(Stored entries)

····················

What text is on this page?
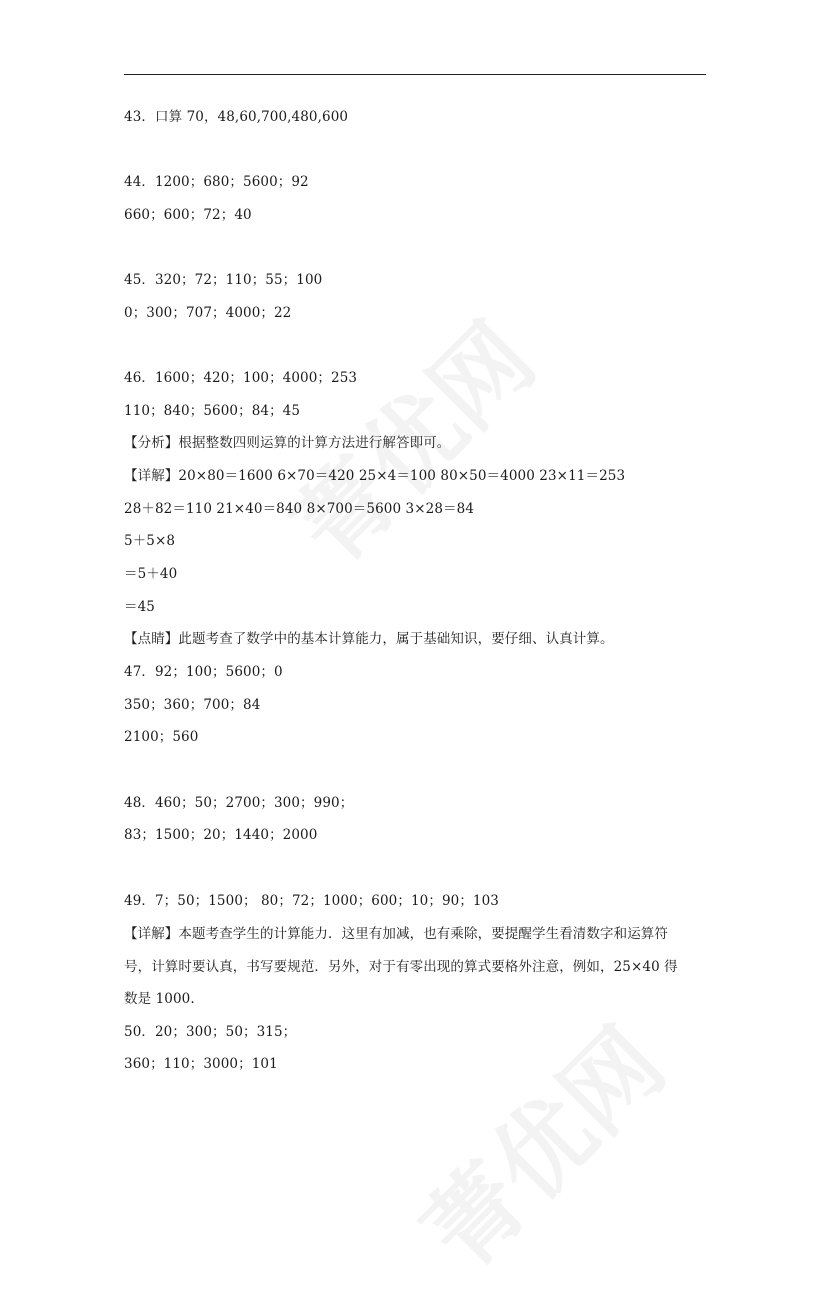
43．口算 70，48,60,700,480,600
44．1200；680；5600；92
660；600；72；40
45．320；72；110；55；100
0；300；707；4000；22
46．1600；420；100；4000；253
110；840；5600；84；45
【分析】根据整数四则运算的计算方法进行解答即可。
【详解】20×80＝1600 6×70＝420 25×4＝100 80×50＝4000 23×11＝253
28＋82＝110 21×40＝840 8×700＝5600 3×28＝84
5＋5×8
＝5＋40
＝45
【点睛】此题考查了数学中的基本计算能力，属于基础知识，要仔细、认真计算。
47．92；100；5600；0
350；360；700；84
2100；560
48．460；50；2700；300；990；
83；1500；20；1440；2000
49．7；50；1500； 80；72；1000；600；10；90；103
【详解】本题考查学生的计算能力．这里有加减，也有乘除，要提醒学生看清数字和运算符
号，计算时要认真，书写要规范．另外，对于有零出现的算式要格外注意，例如，25×40 得
数是 1000.
50．20；300；50；315；
360；110；3000；101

····················

BRIEF: With the pictures omitted, reproduce the records in full and exactly.

ANSWER FOR THE TASK:
What text is on this page?
43．口算 70，48,60,700,480,600
44．1200；680；5600；92
660；600；72；40
45．320；72；110；55；100
0；300；707；4000；22
46．1600；420；100；4000；253
110；840；5600；84；45
【分析】根据整数四则运算的计算方法进行解答即可。
【详解】20×80＝1600 6×70＝420 25×4＝100 80×50＝4000 23×11＝253
28＋82＝110 21×40＝840 8×700＝5600 3×28＝84
5＋5×8
＝5＋40
＝45
【点睛】此题考查了数学中的基本计算能力，属于基础知识，要仔细、认真计算。
47．92；100；5600；0
350；360；700；84
2100；560
48．460；50；2700；300；990；
83；1500；20；1440；2000
49．7；50；1500； 80；72；1000；600；10；90；103
【详解】本题考查学生的计算能力．这里有加减，也有乘除，要提醒学生看清数字和运算符
号，计算时要认真，书写要规范．另外，对于有零出现的算式要格外注意，例如，25×40 得
数是 1000.
50．20；300；50；315；
360；110；3000；101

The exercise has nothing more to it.